- _TRAVAIL À FAIRE_
1. Pouvez-vous recopier mot pour mot le passage du texte sur la lecture des adolescents qui va de « Les Occidentaux ont » jusqu'à « la marginalité sociale. » ?
2. Pouvez-vous présenter sous forme de tableau Markdown les lignes annotées, depuis la toute première jusqu'à celle qui contient « cross-icon bbox=[189, 647, 212, 670] », les deux comprises, sans les lignes vides ? Le tableau doit avoir deux colonnes, « Rang » et « Contenu ».

- _EXTRAIT_
= = = = =

On s'étonne encore que nos préadolescents collégiens, ou nos adolescents, ne s'intéressent pas beaucoup à la lecture des livres et contes en arabe. Il est vrai que les moyens de communication modernes ont pris le pas sur le livre dans la curiosité des collégiens. Mais, il faut l’admettre: les livres et contes en langue arabe pour cette tranche d’âge n'ont pas évolué d’un iota à ce jour. Nos enfants sont ennuyés par les contes, les romans, livres et histoires qu’on leur propose. On leur propose surtout, à part quelques exceptions, des livres qui n'encouragent pas toujours à la lecture, traitant de choses anachroniques, passéistes, relatant des mode de vie traditionnels ancestraux. Choses qui n'ont plus aucune emprise sur leur présent. C’est par exemple l'histoire des éternelles princesses, des femmes qui papotent en faisant la lessive au bord de la rivière, ou de celles qui remplissent leurs cruches à un km de chez elles, ou qui utilisent le pilon. C’est encore l’histoire de l’élève pauvre qui fait ses devoirs à la lumière d'une bougie, une manière de traiter de l’héroïsme scolaire ou d’encourager la réussite de manière maladroite. Toutes des histoires que les adolescents n'imaginent et ne conçoivent même pas, parce que ne rentrant pas dans leurs préoccupations actuelles, notamment à l’ère d’internet, des portables, du numérique, des micro-ondes, voire de la mondialisation.


 


Les Occidentaux ont bien compris la leçon. Leurs pédagogues, livres, romans et contes essayent de parler le même langage que les collégiens en vue de toucher à leurs points sensibles. Ils ont adapté le contenu des histoires proposées dans les livres pour adolescents à la réalité d'aujourd'hui, en leur parlant de choses que les jeunes vivent et apprécient réellement. Regardez les livres scolaires des Anglais et des Américains, et vous aurez un indice sur le degré de réalisme, de pragmatisme, sur les techniques et les pédagogies appropriées. On cherche à pousser les enfants à s’adapter à leur époque. On leur apprend à être déjà adulte, à s’intégrer dans la société, tant il est vrai que l’école et les collèges sont censés éviter la marginalité sociale.


 


Les livres qu’ils proposent aux collégiens, préadolescents, et adolescents, parlent par exemple de la réussite de Amancio Ortega, l’entrepreneur espagnol qui a crée les chaînes de magasins Zara, de facebook de Zuckelberg, des victoires de Manchester United, de Dennis Berkamp, le footballeur qui a toujours peur de prendre l’avion, de l’histoire de la chanson “Imagine” de John Lennon, tirée d’un poème de Yoko Ono son épouse, des curiosités touristiques des différents pays, des différentes manières d’aborder ou de draguer des filles dans les lieux publics, du comportement à tenir dans une soirée. On leur parle des inventeurs modernes pratiques, des inventions contemporaines réalisées par des femmes, comme les couches culottes, le lave-vaisselle, les bas-nylons, le blanco, le gilet pare-balle. Des choses censées attirer leurs attentions. On leur dit que JK Rowling a écrit son premier Harry Potter dans un café, car étant en chômage, elle n’avait pas les moyens d’avoir un chauffage central chez elle, elle préférait écrire dans un café bien chaud. Des histoires que les jeunes adorent, mais qui font aussi leur vie de tous les jours.

= = = = =

Annotations par boîtes englobantes

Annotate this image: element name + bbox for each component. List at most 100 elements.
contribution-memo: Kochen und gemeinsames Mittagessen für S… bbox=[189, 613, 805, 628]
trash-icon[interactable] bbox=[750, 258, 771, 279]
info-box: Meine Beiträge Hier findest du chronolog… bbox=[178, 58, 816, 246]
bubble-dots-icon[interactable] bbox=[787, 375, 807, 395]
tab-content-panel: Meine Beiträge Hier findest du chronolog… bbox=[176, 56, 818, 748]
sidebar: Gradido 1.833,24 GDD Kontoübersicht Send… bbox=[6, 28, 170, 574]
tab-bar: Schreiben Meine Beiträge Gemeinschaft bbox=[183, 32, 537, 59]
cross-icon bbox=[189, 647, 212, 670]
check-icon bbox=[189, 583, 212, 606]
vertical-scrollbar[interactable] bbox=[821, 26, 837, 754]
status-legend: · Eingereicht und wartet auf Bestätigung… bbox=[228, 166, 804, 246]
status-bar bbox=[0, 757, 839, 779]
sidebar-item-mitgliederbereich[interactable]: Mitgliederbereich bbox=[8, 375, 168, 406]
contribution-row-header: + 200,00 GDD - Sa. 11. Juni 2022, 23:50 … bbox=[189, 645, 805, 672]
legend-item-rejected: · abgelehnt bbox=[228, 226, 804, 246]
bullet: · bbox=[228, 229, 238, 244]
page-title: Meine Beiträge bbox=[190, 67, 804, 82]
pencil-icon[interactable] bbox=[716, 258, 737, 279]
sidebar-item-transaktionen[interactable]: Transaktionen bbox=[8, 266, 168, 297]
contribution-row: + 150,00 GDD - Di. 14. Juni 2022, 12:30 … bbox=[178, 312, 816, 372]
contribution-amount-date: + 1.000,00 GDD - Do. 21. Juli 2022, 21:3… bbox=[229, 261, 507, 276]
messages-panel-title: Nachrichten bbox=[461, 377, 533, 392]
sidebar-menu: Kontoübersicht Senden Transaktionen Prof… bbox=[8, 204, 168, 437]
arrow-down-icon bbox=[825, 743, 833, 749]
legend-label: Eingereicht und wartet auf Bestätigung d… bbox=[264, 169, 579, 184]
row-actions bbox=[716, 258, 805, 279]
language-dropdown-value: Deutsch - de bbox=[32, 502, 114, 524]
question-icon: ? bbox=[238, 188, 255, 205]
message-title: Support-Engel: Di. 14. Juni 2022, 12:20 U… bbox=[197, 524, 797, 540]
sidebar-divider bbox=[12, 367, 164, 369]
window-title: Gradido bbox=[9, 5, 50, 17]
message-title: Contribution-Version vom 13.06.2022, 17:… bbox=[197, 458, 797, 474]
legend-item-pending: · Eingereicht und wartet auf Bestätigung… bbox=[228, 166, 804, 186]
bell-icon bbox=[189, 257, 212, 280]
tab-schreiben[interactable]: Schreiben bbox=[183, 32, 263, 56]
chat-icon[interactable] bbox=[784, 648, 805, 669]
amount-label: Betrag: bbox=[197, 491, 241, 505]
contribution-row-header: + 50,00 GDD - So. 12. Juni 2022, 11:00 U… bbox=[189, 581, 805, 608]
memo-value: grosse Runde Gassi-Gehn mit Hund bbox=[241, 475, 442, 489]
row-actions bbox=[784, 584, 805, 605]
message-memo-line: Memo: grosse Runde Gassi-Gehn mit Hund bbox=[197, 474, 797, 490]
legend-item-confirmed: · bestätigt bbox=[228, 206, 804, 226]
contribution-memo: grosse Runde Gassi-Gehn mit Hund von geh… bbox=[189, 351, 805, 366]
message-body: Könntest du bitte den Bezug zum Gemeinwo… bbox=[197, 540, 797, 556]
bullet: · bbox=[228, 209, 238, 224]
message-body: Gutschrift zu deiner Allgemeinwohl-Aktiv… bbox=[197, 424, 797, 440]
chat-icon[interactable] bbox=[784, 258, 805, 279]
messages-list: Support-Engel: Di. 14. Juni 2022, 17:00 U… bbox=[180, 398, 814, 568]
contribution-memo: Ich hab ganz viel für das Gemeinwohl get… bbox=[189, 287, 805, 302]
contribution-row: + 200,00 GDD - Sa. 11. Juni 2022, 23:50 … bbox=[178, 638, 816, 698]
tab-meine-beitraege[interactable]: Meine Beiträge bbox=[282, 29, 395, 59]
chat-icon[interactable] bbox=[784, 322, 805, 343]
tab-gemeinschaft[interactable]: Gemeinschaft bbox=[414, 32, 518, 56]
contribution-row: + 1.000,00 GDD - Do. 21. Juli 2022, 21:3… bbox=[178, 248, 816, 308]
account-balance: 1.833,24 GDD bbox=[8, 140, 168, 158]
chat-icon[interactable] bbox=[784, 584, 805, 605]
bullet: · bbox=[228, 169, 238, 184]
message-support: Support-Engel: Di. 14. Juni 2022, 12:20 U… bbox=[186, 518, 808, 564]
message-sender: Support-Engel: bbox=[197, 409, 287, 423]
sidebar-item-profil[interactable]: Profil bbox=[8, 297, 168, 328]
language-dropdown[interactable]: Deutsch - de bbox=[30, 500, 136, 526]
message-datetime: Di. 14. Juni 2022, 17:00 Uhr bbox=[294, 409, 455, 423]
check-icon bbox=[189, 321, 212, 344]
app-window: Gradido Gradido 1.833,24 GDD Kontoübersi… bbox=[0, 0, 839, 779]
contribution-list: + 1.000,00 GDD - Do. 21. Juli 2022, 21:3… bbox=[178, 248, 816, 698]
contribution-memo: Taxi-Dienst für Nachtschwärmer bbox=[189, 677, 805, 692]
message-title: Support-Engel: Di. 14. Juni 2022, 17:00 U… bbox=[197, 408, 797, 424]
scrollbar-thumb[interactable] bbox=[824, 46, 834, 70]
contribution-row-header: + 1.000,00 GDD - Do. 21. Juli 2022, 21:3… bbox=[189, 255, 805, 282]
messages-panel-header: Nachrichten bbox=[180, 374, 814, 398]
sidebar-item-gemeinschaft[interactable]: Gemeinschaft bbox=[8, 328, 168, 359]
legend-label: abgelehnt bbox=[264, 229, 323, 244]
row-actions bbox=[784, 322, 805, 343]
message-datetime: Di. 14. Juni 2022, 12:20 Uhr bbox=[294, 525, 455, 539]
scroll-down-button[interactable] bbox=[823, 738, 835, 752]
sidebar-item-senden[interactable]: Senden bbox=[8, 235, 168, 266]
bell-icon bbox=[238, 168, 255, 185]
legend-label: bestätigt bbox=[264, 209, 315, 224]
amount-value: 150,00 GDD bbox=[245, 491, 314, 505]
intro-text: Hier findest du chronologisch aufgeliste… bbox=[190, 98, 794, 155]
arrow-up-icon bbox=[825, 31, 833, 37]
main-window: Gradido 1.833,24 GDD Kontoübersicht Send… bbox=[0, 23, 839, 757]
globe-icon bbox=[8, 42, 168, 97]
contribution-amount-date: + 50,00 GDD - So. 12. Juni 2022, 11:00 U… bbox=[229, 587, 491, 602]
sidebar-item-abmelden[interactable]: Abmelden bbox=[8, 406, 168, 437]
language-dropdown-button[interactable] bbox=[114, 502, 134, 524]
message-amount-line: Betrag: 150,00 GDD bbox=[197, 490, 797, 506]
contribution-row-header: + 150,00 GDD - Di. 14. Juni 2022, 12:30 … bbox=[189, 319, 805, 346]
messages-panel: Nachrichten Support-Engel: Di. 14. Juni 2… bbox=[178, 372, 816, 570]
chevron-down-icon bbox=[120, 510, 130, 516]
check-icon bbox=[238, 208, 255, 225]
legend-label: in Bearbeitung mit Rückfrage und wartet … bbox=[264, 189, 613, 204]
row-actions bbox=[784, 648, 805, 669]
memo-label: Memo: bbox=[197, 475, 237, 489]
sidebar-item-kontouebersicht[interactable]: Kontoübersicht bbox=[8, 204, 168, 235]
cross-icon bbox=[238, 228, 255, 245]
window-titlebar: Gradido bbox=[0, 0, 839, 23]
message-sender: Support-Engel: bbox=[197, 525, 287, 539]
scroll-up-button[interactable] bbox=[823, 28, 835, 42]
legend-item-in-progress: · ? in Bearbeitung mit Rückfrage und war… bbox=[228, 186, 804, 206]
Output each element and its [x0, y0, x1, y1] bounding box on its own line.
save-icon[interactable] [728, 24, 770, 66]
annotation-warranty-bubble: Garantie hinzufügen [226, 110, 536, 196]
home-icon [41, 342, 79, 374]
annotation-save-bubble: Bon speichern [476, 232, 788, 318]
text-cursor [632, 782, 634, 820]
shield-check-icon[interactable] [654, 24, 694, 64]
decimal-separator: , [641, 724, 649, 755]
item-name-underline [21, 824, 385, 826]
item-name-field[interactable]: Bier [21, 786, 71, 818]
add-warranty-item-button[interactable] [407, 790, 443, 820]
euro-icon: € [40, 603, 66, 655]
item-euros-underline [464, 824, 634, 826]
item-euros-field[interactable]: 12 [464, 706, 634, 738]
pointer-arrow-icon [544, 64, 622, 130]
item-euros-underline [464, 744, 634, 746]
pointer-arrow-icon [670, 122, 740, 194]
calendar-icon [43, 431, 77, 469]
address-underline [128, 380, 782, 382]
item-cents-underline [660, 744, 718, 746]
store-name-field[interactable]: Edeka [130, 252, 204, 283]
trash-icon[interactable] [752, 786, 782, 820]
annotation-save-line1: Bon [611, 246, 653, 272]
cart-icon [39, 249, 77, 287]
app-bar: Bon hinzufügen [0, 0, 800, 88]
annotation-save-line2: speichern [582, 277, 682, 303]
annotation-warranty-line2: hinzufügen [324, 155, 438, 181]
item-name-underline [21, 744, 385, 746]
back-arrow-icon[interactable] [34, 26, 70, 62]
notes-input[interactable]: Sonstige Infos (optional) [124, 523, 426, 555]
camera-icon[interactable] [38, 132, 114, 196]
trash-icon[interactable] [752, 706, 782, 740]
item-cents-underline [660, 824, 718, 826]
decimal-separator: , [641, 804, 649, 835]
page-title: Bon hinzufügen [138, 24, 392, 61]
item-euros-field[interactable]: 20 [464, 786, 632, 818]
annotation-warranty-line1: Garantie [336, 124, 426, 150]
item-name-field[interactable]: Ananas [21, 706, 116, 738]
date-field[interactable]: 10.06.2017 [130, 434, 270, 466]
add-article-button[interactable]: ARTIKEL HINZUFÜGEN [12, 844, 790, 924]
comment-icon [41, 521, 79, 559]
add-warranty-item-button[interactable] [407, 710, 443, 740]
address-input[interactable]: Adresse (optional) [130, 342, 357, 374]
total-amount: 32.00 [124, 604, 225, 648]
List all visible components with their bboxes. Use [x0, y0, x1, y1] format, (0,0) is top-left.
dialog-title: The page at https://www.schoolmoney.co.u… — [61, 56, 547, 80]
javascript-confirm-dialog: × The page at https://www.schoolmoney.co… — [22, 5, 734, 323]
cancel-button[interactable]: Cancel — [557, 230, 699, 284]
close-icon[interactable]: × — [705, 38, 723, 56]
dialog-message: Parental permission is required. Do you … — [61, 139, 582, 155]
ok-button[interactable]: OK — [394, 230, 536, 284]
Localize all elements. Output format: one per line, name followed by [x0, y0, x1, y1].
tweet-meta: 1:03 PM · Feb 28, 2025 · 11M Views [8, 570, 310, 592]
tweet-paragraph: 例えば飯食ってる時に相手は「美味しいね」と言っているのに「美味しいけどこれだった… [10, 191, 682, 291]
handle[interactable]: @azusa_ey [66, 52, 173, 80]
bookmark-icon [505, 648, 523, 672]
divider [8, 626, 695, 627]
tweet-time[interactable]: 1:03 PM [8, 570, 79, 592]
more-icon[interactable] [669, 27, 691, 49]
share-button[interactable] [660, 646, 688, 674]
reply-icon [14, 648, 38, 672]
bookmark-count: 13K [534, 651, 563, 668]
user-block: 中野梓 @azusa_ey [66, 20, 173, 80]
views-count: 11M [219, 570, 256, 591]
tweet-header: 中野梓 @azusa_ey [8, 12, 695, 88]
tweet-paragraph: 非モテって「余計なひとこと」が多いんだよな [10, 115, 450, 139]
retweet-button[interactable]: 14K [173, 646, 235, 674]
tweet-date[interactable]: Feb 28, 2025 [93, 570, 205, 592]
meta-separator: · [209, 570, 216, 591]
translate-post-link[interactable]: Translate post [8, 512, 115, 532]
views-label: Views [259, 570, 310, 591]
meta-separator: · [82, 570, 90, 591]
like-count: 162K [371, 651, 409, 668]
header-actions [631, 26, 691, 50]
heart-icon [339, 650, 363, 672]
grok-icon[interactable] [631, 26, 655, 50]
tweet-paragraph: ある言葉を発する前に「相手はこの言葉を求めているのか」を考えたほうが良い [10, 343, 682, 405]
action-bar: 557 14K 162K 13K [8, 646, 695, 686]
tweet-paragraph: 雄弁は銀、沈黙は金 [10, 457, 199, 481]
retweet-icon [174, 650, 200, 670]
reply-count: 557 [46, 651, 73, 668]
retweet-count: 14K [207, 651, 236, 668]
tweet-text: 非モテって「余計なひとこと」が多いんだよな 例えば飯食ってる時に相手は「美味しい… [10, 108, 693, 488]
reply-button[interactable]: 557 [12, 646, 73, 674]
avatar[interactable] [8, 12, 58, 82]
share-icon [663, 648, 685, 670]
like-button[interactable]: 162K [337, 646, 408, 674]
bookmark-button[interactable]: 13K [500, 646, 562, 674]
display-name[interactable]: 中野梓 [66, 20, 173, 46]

= = = = =

- _RÉPONSES PAR CONSIGNE_
1.
Les Occidentaux ont bien compris la leçon. Leurs pédagogues, livres, romans et contes essayent de parler le même langage que les collégiens en vue de toucher à leurs points sensibles. Ils ont adapté le contenu des histoires proposées dans les livres pour adolescents à la réalité d'aujourd'hui, en leur parlant de choses que les jeunes vivent et apprécient réellement. Regardez les livres scolaires des Anglais et des Américains, et vous aurez un indice sur le degré de réalisme, de pragmatisme, sur les techniques et les pédagogies appropriées. On cherche à pousser les enfants à s’adapter à leur époque. On leur apprend à être déjà adulte, à s’intégrer dans la société, tant il est vrai que l’école et les collèges sont censés éviter la marginalité sociale.

2.
| Rang | Contenu |
|---|---|
| 1 | Annotate this image: element name + bbox for each component. List at most 100 elements. |
| 2 | contribution-memo: Kochen und gemeinsames Mittagessen für S… bbox=[189, 613, 805, 628] |
| 3 | trash-icon[interactable] bbox=[750, 258, 771, 279] |
| 4 | info-box: Meine Beiträge Hier findest du chronolog… bbox=[178, 58, 816, 246] |
| 5 | bubble-dots-icon[interactable] bbox=[787, 375, 807, 395] |
| 6 | tab-content-panel: Meine Beiträge Hier findest du chronolog… bbox=[176, 56, 818, 748] |
| 7 | sidebar: Gradido 1.833,24 GDD Kontoübersicht Send… bbox=[6, 28, 170, 574] |
| 8 | tab-bar: Schreiben Meine Beiträge Gemeinschaft bbox=[183, 32, 537, 59] |
| 9 | cross-icon bbox=[189, 647, 212, 670] |